■ Material to process ■
________________________

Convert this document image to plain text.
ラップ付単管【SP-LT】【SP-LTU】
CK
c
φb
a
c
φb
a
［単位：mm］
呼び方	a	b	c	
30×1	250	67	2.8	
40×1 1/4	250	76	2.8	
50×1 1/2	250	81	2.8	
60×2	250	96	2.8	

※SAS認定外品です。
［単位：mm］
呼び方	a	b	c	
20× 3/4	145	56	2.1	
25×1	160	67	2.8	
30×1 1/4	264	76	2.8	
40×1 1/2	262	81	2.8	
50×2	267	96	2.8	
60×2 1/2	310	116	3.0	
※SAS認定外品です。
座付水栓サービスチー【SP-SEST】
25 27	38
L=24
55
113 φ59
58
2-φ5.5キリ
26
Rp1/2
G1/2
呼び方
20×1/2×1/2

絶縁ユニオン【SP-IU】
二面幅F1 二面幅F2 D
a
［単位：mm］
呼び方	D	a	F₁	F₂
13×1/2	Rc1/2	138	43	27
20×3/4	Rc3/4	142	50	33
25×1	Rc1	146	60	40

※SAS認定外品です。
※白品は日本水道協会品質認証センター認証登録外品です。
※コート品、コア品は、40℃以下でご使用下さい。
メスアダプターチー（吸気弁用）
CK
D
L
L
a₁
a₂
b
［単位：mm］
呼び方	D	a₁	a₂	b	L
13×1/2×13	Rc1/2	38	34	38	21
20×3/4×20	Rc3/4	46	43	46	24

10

________________________

■ Exercise objective ■
Return each line of the records above exactly as it reads.

■ Task solution ■
Convert this document image to plain text.
ラップ付単管【SP-LT】【SP-LTU】
CK
c
φb
a
c
φb
a
［単位：mm］
呼び方	a	b	c	
30×1	250	67	2.8	
40×1 1/4	250	76	2.8	
50×1 1/2	250	81	2.8	
60×2	250	96	2.8	

※SAS認定外品です。
［単位：mm］
呼び方	a	b	c	
20× 3/4	145	56	2.1	
25×1	160	67	2.8	
30×1 1/4	264	76	2.8	
40×1 1/2	262	81	2.8	
50×2	267	96	2.8	
60×2 1/2	310	116	3.0	
※SAS認定外品です。
座付水栓サービスチー【SP-SEST】
25 27	38
L=24
55
113 φ59
58
2-φ5.5キリ
26
Rp1/2
G1/2
呼び方
20×1/2×1/2

絶縁ユニオン【SP-IU】
二面幅F1 二面幅F2 D
a
［単位：mm］
呼び方	D	a	F₁	F₂
13×1/2	Rc1/2	138	43	27
20×3/4	Rc3/4	142	50	33
25×1	Rc1	146	60	40

※SAS認定外品です。
※白品は日本水道協会品質認証センター認証登録外品です。
※コート品、コア品は、40℃以下でご使用下さい。
メスアダプターチー（吸気弁用）
CK
D
L
L
a₁
a₂
b
［単位：mm］
呼び方	D	a₁	a₂	b	L
13×1/2×13	Rc1/2	38	34	38	21
20×3/4×20	Rc3/4	46	43	46	24

10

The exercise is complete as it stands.